[Work to complete]
Read the lines below. Copy out any that hold the string "olympiques".

[Records for the exercise]
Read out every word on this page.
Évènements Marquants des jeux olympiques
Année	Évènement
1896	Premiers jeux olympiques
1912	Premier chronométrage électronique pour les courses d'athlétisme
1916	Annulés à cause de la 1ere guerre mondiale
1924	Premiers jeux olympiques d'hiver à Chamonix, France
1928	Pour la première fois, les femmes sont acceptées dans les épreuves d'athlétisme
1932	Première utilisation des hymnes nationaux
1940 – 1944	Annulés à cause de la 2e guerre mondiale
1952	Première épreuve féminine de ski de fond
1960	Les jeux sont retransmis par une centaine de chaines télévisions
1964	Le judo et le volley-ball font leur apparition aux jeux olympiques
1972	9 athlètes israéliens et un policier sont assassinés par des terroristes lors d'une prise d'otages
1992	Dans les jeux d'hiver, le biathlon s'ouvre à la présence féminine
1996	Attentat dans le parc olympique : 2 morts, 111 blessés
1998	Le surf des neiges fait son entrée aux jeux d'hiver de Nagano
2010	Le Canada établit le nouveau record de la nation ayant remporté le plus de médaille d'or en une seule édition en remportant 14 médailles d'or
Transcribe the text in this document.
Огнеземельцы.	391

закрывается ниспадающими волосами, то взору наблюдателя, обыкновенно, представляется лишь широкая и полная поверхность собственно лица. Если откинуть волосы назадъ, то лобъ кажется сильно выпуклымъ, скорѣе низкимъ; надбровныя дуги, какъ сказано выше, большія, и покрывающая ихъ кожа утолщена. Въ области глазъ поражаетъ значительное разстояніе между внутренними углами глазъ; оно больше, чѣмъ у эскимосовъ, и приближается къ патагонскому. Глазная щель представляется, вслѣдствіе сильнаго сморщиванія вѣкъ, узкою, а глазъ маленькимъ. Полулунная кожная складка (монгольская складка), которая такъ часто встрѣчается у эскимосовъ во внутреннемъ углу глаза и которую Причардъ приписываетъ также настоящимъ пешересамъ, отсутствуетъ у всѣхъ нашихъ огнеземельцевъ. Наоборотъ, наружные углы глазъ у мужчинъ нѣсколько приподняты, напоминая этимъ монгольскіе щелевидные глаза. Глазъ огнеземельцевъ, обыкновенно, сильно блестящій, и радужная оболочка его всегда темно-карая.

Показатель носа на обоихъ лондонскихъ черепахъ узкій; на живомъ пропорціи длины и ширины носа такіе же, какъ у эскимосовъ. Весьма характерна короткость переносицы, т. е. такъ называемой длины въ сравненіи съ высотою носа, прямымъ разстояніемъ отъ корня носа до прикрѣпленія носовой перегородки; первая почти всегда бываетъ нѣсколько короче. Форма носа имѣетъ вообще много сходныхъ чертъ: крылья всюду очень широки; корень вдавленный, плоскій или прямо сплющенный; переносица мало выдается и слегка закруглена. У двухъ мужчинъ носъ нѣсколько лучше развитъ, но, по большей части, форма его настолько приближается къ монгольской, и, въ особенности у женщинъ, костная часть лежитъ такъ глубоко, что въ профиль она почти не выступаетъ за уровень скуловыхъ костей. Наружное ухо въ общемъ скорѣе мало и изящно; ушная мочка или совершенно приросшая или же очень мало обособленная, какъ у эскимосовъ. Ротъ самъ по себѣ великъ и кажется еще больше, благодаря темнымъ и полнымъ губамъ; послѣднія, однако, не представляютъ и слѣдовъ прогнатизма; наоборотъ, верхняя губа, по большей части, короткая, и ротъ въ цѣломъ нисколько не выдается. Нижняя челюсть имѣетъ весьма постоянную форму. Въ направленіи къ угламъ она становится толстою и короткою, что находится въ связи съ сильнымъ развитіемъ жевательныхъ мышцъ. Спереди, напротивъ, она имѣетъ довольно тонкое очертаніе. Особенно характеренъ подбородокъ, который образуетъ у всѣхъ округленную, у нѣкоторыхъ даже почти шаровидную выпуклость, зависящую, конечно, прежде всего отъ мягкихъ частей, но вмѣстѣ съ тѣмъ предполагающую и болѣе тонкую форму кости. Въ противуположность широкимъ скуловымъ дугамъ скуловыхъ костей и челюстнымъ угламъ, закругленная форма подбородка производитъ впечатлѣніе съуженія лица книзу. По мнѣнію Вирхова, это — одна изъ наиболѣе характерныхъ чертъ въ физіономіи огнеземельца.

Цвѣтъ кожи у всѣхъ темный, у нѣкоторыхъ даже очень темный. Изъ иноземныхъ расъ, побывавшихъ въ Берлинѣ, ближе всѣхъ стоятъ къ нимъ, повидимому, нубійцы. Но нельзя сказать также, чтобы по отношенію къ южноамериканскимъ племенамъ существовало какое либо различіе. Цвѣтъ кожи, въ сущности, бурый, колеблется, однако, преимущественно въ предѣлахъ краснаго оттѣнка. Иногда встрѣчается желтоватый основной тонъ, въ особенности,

[Completed task]
Évènements Marquants des jeux olympiques
1896	Premiers jeux olympiques
1924	Premiers jeux olympiques d'hiver à Chamonix, France
1964	Le judo et le volley-ball font leur apparition aux jeux olympiques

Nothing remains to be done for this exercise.